Format the rows as a Markdown table with the columns Number and Row line, starting with the first row and continuing through the row that contains "data-point [395, 1090, 398, 1093]", leaving out blank lines.

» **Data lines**
══════════
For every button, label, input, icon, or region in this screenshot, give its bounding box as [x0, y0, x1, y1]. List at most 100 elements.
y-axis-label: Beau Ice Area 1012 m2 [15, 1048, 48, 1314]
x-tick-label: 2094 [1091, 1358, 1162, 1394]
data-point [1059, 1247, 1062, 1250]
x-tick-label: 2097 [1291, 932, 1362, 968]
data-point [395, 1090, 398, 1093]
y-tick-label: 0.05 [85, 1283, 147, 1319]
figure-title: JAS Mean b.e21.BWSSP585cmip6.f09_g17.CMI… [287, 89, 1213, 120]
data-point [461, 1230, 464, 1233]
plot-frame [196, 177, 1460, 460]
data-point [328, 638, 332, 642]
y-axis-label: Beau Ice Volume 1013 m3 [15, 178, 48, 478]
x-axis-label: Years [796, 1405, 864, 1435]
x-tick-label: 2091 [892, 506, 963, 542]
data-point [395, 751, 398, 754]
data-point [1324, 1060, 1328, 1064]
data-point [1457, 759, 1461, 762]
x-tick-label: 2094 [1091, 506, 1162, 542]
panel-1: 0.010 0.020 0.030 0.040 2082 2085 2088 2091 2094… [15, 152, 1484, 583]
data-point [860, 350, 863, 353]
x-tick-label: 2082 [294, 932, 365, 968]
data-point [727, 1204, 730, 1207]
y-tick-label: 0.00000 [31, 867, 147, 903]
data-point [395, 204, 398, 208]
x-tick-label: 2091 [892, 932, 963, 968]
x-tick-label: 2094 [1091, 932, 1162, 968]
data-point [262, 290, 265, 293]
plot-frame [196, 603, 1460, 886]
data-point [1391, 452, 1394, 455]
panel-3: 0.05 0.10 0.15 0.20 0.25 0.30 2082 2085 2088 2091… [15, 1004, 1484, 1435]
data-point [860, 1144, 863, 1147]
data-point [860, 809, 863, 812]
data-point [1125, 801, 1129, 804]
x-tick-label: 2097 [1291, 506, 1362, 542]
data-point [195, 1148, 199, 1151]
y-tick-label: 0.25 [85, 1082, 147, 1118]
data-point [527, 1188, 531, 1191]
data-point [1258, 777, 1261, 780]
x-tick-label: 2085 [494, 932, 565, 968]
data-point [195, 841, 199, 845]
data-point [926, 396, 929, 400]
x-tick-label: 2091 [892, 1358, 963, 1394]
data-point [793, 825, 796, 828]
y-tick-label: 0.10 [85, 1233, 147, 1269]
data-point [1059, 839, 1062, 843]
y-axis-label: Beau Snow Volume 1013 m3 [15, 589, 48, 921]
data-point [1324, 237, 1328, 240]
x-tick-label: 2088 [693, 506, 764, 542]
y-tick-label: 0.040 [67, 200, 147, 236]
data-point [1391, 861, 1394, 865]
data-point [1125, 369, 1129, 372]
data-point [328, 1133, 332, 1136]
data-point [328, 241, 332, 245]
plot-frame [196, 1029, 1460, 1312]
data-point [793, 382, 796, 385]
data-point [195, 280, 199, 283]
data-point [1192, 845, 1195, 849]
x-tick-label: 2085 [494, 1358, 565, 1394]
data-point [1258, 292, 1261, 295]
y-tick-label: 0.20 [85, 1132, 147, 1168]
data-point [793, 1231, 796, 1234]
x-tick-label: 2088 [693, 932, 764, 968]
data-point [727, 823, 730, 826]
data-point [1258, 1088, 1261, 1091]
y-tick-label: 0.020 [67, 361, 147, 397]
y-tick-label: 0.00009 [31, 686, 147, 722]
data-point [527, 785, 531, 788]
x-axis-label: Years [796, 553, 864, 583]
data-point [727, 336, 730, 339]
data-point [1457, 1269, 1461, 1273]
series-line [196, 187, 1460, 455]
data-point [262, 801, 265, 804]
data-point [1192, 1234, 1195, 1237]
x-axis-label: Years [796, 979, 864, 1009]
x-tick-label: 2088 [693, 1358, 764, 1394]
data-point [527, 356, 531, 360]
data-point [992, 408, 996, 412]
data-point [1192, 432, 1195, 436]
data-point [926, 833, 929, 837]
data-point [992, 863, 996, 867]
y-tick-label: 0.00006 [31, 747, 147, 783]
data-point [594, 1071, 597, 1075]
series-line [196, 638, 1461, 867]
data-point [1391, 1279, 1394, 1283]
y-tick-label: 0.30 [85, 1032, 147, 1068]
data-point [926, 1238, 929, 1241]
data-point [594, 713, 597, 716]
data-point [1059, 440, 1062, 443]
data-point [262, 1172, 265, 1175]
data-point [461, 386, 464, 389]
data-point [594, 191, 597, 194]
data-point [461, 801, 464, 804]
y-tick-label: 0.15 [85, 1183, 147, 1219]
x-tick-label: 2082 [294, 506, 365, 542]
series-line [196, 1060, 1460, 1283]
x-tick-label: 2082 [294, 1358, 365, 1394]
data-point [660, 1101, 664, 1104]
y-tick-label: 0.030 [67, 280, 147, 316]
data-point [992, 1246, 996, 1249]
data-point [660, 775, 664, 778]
══════════
» **Exercise result**
| Number | Row line |
|---|---|
| 1 | For every button, label, input, icon, or region in this screenshot, give its bounding box as [x0, y0, x1, y1]. List at most 100 elements. |
| 2 | y-axis-label: Beau Ice Area 1012 m2 [15, 1048, 48, 1314] |
| 3 | x-tick-label: 2094 [1091, 1358, 1162, 1394] |
| 4 | data-point [1059, 1247, 1062, 1250] |
| 5 | x-tick-label: 2097 [1291, 932, 1362, 968] |
| 6 | data-point [395, 1090, 398, 1093] |